##### SOURCE TEXT
Announcing our Exhibition!

We’ve been working very hard behind the scenes here recently on an exciting part of our project – the temporary exhibition at the Petrie Museum, showcasing our research on the musical instruments in their collection and our work creating playable replicas.

The replica instruments. Photo: UCL Petrie Museum.

We are excited to announce that our exhibition opens to the public on the 22nd January 2019!

The exhibition reveals how different instruments were used to create particular experiences, for instance the role of instruments within religious and ritual activities, in the Egyptian home, and in processions and performances. Sound-making objects were important not only for entertainment, but also had practical uses in everyday life, for instance as toys, protective amulets, and alert or alarm sounds.

Project replica terracotta rattle, likely a child’s. Photo: Jo Stoner.

The replicas (discussed in blog posts here and and here, and based upon the sound-making artefacts within the Petrie’s collection) form an integral part of the exhibition. We have used this display as an opportunity to show the processes and technologies involved in their creation – from laser-scanning and creation of 3D virtual models by Kent Archaeology technician Lloyd Bosworth, to 3D printing. The craft replicas produced by University of Kent technicians Georgia Wright and George Morris, and local jeweller Justin Richardson in materials like ceramic, wood, and bronze are also included.

The original Bes bell which will feature in the exhibition alongside its modern replica. Photo: Ellen Swift.

Visitors will see the original Roman instruments displayed alongside some of the modern replicas, and learn about how they were used in the Roman period. Some replicas are also available to be handled and played, with additional sound recordings providing an evocative illustration of the sounds of Roman Egyptian life.

These sound recordings were created using computer software that mimics the acoustic qualities of specific interior and exterior spaces. Information on Roman buildings from archaeological excavations in Egypt has been used to allow us to hear the sounds of the instruments as though they were being played within these ancient spaces. Further evidence from ancient sources, such as musical texts from papyri documents, has allowed authentic tunes, rhythms and scales to be replicated. See below for a preview of one of the replica sets of cymbals (based on UC35798) played with one hand in the Paeonic 5/8 rhythm!

A lot of work has gone into the production of this exhibition from writing text for information panels (and making sure it is the correct length to fit the space!), to selecting which artefacts would be best to display (taking into account factors such as their state of preservation), to programming the computers with sound clips via a user-friendly interface. We also sourced an Arabic translator to ensure that non-English speaking visitors could benefit from the display. We are thus incredibly excited to share this event with you!

The 3D printed panpipes which will feature in the exhibition alongside their original Roman counterpart. Photo: Jo Stoner.
##########
(SET PROBLEM A)
Name each person the exhibition announcement credits with work on the replica instruments, along with what the announcement says each one did.
(SET PROBLEM B)
Quote the listing word for word, starting at its first line and ending at the line containing "x-tick-label: 2022Q3 [581, 367, 637, 382]".
The listing has no connection to the text.
##### DATA EXTRACT
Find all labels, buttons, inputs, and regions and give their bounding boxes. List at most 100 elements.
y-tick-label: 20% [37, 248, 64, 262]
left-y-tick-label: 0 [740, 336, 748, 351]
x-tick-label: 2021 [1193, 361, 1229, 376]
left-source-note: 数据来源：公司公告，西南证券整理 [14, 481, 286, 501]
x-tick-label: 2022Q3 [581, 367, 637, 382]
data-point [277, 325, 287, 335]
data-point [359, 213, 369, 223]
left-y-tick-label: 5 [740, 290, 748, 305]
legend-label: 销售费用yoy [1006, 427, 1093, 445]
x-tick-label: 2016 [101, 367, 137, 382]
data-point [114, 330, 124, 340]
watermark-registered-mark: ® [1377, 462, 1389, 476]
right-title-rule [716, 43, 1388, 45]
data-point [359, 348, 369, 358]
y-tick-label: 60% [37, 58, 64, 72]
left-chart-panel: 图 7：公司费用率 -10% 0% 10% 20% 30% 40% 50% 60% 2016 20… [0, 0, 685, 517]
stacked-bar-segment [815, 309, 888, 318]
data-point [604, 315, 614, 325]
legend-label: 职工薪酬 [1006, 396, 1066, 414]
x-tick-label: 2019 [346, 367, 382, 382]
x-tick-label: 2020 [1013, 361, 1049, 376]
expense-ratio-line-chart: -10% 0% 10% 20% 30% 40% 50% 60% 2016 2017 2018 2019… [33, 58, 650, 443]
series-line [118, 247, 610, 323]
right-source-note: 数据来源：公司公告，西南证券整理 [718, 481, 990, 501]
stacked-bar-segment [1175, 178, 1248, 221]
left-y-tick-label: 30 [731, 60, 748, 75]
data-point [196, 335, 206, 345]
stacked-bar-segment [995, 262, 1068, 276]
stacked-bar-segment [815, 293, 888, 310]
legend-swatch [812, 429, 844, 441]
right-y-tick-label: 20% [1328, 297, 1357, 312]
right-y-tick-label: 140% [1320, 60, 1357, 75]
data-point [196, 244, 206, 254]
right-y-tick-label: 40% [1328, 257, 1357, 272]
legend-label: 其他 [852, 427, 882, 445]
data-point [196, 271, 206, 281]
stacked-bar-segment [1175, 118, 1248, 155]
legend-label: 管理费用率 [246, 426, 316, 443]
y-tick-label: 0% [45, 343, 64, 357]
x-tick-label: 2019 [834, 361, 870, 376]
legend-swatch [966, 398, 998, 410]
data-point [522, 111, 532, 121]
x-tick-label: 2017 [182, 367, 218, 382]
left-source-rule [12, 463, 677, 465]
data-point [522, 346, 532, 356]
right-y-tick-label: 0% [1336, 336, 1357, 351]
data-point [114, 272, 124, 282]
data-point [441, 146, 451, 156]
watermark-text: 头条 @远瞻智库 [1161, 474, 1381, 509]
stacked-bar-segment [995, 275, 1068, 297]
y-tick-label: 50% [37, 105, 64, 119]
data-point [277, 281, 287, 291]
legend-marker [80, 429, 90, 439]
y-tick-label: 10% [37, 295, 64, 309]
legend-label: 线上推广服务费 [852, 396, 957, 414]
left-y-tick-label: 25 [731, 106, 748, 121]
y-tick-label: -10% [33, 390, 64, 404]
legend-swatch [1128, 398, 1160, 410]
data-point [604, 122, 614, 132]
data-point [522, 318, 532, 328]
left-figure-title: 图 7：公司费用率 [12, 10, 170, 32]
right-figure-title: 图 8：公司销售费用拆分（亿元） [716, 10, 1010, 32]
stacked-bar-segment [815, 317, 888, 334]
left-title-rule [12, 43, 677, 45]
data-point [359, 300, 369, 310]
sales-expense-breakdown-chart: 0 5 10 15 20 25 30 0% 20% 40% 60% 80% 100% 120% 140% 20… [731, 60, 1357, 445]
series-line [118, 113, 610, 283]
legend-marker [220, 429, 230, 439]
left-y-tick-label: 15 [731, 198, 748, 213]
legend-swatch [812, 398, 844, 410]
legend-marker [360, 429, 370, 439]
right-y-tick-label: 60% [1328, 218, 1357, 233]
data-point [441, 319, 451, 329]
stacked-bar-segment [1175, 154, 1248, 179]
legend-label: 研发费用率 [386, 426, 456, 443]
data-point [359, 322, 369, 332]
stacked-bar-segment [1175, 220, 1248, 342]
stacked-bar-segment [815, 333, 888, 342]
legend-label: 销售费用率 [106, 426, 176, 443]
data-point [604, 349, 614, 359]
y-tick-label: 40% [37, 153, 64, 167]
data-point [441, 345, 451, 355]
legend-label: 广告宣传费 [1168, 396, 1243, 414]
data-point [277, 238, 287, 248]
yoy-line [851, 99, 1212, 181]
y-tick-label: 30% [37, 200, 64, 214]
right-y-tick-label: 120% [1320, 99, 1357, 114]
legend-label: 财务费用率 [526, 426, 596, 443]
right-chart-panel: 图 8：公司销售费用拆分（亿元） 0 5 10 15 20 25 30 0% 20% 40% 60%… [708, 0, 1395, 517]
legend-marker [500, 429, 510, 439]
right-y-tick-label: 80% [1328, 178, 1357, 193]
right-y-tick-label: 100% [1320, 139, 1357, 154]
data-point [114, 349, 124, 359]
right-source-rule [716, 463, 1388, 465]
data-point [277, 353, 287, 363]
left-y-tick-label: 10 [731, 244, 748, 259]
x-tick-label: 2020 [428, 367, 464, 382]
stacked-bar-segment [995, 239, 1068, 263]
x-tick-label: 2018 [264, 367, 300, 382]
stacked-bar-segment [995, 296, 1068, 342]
##########
(CORRECT RESPONSE A)
- Lloyd Bosworth, Kent Archaeology technician: laser-scanning and creation of 3D virtual models
- Georgia Wright, University of Kent technician: produced craft replicas
- George Morris, University of Kent technician: produced craft replicas
- Justin Richardson, local jeweller: produced craft replicas

(CORRECT RESPONSE B)
Find all labels, buttons, inputs, and regions and give their bounding boxes. List at most 100 elements.
y-tick-label: 20% [37, 248, 64, 262]
left-y-tick-label: 0 [740, 336, 748, 351]
x-tick-label: 2021 [1193, 361, 1229, 376]
left-source-note: 数据来源：公司公告，西南证券整理 [14, 481, 286, 501]
x-tick-label: 2022Q3 [581, 367, 637, 382]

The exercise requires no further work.